Copy down every line where the string "screenshot" shows up.

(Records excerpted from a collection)
+---+
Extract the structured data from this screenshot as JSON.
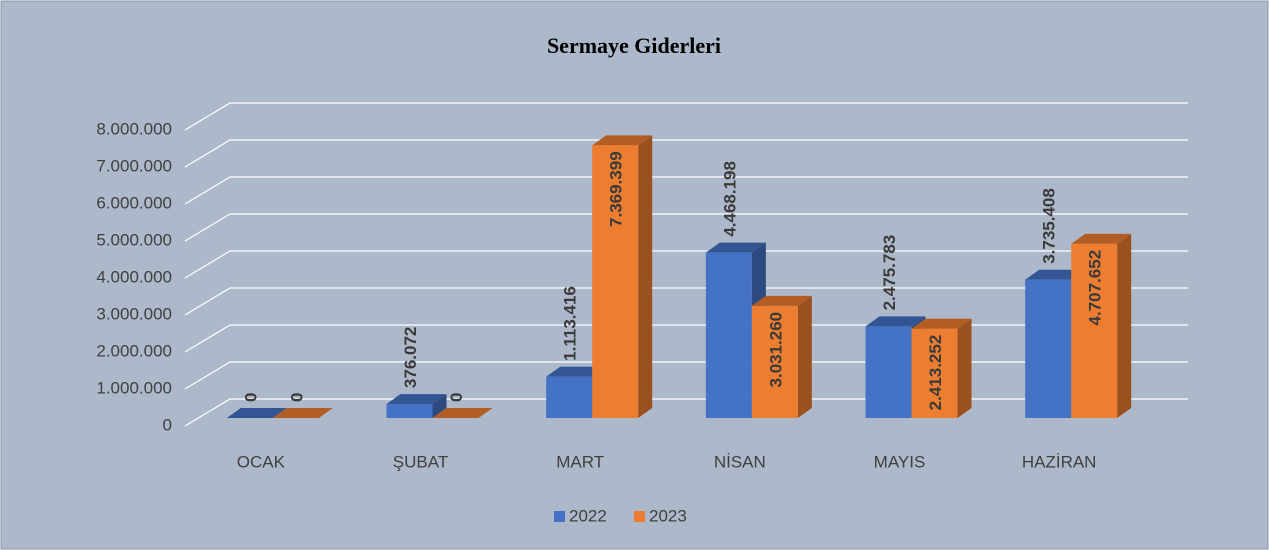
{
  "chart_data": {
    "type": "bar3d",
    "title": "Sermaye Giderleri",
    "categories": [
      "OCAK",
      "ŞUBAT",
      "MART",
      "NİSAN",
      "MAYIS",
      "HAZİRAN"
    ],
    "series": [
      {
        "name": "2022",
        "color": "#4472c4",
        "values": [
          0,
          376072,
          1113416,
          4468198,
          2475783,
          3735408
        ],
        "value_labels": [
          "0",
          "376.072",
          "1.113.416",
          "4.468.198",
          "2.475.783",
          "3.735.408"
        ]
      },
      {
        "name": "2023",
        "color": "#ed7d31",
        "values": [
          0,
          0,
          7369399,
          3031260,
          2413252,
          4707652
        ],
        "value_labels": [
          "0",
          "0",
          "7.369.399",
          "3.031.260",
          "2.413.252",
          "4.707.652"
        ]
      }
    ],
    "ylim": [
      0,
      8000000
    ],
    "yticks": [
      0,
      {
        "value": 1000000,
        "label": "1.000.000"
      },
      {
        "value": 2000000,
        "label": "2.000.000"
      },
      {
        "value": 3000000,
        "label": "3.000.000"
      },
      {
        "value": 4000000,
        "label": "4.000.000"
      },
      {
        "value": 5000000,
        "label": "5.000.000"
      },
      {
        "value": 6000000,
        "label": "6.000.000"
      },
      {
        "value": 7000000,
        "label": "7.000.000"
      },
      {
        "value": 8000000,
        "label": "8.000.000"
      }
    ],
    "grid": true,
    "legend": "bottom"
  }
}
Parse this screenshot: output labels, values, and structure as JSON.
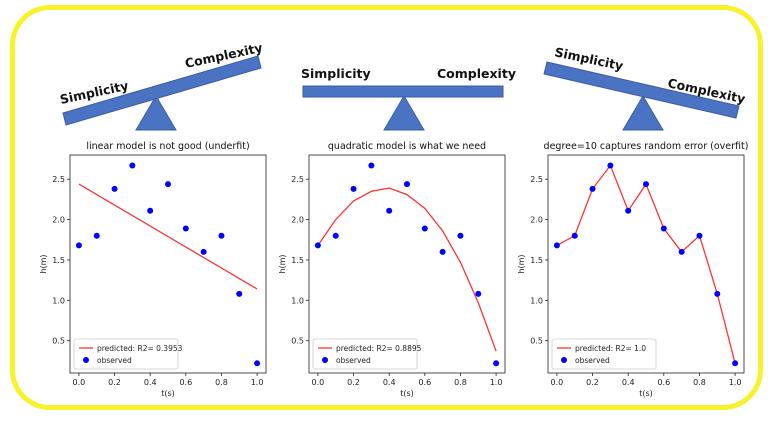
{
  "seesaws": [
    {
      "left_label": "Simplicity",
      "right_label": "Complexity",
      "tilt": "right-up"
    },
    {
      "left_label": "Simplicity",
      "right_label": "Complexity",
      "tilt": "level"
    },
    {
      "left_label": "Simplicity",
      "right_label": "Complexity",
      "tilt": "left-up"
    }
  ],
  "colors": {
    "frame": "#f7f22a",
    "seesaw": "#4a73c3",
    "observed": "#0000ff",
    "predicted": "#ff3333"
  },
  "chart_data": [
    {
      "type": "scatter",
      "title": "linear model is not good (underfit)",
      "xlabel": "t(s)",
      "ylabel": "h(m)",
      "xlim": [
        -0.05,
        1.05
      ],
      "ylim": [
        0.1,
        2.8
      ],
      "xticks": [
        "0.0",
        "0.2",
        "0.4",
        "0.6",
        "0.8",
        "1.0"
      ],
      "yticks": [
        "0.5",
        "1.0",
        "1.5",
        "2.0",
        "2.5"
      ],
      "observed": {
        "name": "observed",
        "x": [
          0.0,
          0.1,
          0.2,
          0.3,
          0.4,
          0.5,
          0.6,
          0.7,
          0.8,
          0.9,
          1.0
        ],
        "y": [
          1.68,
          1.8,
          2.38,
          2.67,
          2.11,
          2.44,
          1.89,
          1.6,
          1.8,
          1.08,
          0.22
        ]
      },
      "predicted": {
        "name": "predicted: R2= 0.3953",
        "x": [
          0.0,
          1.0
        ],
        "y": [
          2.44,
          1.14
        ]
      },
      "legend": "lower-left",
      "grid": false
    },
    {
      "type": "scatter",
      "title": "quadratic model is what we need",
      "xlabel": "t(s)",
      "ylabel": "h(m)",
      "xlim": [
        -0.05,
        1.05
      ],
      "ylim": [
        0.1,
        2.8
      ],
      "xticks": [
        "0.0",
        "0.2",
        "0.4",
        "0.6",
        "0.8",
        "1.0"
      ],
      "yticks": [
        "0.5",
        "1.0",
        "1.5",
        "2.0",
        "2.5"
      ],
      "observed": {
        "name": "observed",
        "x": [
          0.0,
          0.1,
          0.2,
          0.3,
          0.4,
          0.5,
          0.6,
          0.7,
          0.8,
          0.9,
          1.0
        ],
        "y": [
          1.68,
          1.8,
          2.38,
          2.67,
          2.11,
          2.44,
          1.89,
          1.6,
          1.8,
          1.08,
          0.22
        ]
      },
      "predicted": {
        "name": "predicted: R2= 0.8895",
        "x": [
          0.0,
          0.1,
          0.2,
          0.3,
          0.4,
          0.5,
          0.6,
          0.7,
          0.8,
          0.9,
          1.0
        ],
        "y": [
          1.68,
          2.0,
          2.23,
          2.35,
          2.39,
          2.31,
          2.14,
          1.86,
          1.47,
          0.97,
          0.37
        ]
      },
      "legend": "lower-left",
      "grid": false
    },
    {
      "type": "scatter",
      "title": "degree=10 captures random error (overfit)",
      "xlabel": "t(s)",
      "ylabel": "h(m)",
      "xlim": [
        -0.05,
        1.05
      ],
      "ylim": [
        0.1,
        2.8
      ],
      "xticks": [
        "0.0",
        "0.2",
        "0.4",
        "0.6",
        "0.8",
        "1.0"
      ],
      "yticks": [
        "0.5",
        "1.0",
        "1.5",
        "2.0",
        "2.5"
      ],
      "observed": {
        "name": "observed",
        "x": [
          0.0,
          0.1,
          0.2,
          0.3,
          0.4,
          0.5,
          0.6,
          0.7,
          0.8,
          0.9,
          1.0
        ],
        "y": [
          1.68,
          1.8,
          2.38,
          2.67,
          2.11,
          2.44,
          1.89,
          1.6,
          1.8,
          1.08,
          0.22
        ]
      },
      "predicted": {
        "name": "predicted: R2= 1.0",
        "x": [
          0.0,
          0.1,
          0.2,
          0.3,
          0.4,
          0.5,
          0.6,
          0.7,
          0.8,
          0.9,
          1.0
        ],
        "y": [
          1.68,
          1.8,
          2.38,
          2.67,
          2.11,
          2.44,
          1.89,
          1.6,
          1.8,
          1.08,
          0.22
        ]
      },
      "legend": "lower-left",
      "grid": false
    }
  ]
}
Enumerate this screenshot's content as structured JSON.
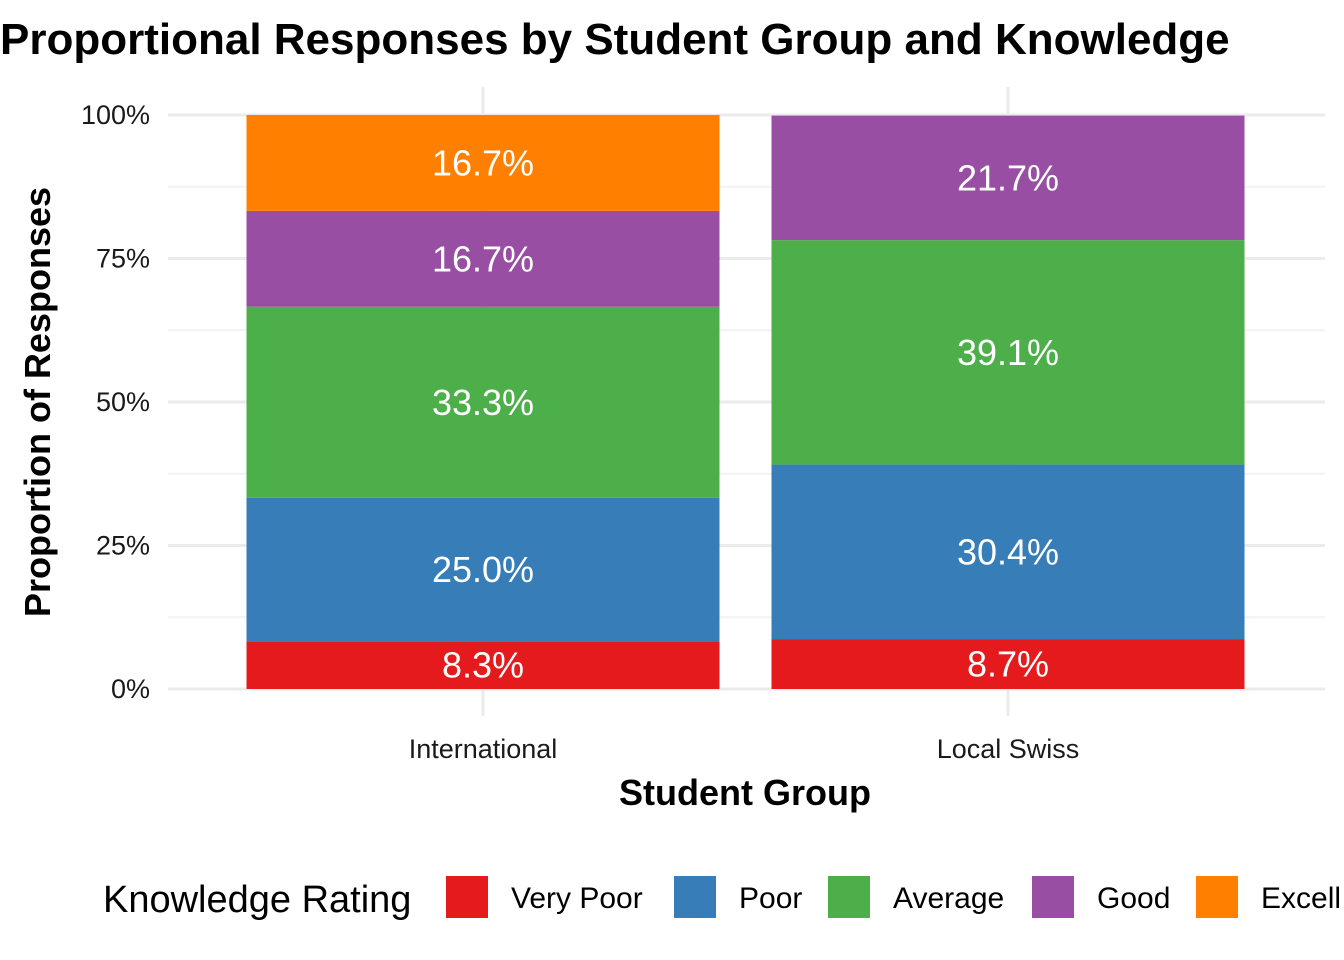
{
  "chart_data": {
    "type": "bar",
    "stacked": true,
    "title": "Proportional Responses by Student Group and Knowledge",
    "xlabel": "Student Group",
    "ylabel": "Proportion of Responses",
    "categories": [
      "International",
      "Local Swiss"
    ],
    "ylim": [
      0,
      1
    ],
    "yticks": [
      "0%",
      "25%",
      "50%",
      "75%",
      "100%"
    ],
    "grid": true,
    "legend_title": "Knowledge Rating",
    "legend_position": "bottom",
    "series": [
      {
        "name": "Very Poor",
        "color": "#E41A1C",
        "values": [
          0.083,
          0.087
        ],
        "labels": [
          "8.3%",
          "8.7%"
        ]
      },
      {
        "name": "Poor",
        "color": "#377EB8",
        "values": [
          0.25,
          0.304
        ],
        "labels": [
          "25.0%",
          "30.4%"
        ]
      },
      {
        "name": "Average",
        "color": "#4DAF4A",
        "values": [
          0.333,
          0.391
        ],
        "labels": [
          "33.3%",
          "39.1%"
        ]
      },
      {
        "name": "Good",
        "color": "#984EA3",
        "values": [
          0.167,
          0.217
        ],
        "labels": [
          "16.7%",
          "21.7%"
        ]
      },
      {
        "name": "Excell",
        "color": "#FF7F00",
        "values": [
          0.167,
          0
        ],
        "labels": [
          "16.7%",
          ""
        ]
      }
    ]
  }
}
+---+
> **Reply**:
Extract the structured data from this screenshot as JSON.
Parse this screenshot: output labels, values, and structure as JSON.
Enumerate this screenshot's content as structured JSON.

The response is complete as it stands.